**The data**:
-=-=-=-=-

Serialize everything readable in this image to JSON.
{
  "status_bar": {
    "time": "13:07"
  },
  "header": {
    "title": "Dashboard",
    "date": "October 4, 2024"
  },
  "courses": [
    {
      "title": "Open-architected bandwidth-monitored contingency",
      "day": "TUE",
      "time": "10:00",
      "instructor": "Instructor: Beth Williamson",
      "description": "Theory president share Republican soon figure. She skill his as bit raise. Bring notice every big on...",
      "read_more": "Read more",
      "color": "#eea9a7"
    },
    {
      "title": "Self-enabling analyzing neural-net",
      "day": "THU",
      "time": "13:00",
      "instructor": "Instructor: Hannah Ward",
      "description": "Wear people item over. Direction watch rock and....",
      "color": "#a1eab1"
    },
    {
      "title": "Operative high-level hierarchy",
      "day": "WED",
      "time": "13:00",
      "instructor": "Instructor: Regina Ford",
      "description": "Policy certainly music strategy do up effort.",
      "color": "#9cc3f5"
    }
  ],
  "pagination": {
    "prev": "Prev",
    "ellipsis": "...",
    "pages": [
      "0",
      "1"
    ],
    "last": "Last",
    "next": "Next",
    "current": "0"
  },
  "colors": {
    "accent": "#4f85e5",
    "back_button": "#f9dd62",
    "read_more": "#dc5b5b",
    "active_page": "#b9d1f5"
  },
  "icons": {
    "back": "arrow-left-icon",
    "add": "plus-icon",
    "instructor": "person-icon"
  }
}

-=-=-=-=-

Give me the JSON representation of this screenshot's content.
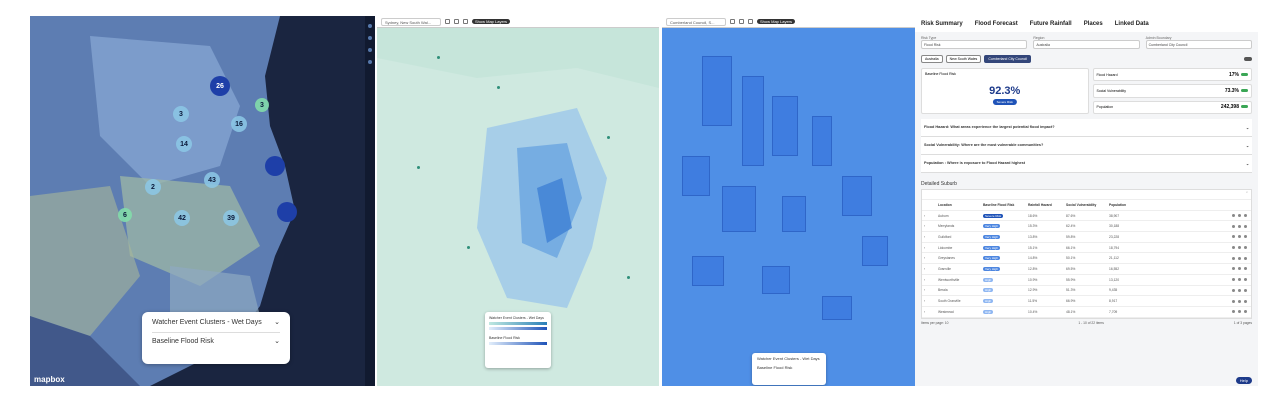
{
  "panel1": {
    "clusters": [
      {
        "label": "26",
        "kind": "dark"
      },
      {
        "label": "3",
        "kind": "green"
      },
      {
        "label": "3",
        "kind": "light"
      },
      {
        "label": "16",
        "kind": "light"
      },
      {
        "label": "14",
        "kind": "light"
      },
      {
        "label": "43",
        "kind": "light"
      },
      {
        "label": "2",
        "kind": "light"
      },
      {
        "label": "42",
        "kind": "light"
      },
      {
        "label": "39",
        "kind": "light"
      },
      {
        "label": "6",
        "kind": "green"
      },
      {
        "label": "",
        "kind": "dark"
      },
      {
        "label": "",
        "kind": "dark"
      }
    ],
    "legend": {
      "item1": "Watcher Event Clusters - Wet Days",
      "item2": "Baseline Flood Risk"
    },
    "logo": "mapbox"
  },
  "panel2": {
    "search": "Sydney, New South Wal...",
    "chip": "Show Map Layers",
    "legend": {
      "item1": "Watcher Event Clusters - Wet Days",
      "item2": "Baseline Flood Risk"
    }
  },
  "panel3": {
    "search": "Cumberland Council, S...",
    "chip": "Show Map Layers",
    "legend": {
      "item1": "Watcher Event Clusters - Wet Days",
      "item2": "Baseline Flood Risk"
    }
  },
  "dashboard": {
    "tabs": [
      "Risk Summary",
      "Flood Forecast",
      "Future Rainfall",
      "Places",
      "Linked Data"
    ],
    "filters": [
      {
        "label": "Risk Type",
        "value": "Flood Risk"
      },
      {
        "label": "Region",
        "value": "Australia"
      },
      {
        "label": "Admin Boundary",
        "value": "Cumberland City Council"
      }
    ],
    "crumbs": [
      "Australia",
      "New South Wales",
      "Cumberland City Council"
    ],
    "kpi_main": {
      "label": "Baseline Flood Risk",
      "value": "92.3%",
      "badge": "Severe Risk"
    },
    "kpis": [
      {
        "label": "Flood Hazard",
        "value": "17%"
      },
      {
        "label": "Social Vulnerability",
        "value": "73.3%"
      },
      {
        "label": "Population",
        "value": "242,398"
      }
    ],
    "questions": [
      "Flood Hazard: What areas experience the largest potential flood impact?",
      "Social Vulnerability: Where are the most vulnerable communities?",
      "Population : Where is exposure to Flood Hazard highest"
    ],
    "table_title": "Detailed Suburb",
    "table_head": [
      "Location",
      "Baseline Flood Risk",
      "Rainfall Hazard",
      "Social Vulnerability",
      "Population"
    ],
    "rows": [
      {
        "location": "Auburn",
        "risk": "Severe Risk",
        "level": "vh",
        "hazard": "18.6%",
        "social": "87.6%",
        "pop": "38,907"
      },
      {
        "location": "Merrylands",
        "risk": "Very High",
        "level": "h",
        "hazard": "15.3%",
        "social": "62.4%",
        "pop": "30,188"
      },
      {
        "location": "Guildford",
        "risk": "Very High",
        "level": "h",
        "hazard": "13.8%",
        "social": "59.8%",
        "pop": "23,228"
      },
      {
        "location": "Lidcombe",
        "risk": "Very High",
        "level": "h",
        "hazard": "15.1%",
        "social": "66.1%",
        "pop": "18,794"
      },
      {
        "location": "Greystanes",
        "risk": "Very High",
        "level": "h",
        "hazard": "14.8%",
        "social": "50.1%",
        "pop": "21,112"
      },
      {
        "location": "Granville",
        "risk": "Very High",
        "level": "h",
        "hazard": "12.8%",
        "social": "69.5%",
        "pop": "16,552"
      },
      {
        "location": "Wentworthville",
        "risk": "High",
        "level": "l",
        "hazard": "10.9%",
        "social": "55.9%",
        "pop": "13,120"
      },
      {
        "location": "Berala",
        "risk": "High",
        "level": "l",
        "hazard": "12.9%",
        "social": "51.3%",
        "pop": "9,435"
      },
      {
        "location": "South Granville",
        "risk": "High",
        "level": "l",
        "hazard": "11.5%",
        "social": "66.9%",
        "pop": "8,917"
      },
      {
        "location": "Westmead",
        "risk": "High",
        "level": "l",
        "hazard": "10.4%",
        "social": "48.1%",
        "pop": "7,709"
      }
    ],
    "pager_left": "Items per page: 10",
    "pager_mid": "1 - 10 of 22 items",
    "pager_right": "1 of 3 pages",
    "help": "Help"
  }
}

-=-=-=-=-

**Task**: How many of these lines contain "Council"? Write only the number.

**Correct response**: 3